▸ **Set problem**:
Find and copy each line of the records where the string "this" shows up.

▸ **Available data**:
□ □ □
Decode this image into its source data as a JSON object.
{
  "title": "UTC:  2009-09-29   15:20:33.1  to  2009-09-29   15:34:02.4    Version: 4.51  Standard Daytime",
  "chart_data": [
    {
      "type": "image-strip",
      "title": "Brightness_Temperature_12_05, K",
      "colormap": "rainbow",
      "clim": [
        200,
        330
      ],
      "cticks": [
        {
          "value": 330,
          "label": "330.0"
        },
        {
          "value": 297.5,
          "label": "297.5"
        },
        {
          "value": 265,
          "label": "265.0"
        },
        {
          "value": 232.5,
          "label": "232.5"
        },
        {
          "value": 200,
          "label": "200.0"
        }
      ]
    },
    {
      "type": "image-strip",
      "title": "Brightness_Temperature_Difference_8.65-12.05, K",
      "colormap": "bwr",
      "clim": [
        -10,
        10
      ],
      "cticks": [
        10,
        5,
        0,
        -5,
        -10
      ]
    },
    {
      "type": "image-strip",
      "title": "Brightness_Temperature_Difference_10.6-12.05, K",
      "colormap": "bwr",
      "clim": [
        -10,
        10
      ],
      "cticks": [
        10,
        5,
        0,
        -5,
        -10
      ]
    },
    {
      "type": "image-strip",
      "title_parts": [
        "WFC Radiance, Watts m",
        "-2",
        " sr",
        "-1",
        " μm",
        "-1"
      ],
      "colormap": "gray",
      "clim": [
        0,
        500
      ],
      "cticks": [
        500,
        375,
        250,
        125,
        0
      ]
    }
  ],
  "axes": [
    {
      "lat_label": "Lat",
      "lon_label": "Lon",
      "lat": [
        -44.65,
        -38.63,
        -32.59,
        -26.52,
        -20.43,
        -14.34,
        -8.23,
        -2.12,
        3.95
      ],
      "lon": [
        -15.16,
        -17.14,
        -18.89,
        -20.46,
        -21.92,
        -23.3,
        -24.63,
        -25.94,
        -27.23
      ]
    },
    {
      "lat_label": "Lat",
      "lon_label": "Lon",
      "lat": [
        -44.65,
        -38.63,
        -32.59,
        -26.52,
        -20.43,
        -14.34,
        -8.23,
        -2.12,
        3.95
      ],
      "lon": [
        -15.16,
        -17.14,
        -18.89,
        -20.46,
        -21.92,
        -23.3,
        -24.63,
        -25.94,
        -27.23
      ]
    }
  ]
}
□ □ □
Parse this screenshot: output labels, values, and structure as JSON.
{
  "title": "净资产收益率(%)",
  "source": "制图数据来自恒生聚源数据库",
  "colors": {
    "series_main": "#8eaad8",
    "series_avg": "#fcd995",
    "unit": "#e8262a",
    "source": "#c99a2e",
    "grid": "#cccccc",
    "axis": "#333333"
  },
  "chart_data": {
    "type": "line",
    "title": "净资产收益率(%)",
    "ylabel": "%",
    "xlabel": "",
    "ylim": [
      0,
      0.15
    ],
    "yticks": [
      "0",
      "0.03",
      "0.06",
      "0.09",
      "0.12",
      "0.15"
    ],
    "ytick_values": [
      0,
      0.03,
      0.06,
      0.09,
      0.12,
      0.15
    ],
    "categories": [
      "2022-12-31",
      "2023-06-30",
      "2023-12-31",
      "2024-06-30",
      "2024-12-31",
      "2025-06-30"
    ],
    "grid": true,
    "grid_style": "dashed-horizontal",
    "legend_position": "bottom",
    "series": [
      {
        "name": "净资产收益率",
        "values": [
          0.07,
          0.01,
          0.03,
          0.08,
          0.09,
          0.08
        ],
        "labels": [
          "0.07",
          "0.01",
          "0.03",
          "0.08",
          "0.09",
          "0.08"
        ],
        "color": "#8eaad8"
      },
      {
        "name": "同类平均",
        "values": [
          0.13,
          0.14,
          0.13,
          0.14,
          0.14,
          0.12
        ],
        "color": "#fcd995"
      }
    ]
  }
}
□ □ □
▸ **Answer for the task**:
Decode this image into its source data as a JSON object.
Parse this screenshot: output labels, values, and structure as JSON.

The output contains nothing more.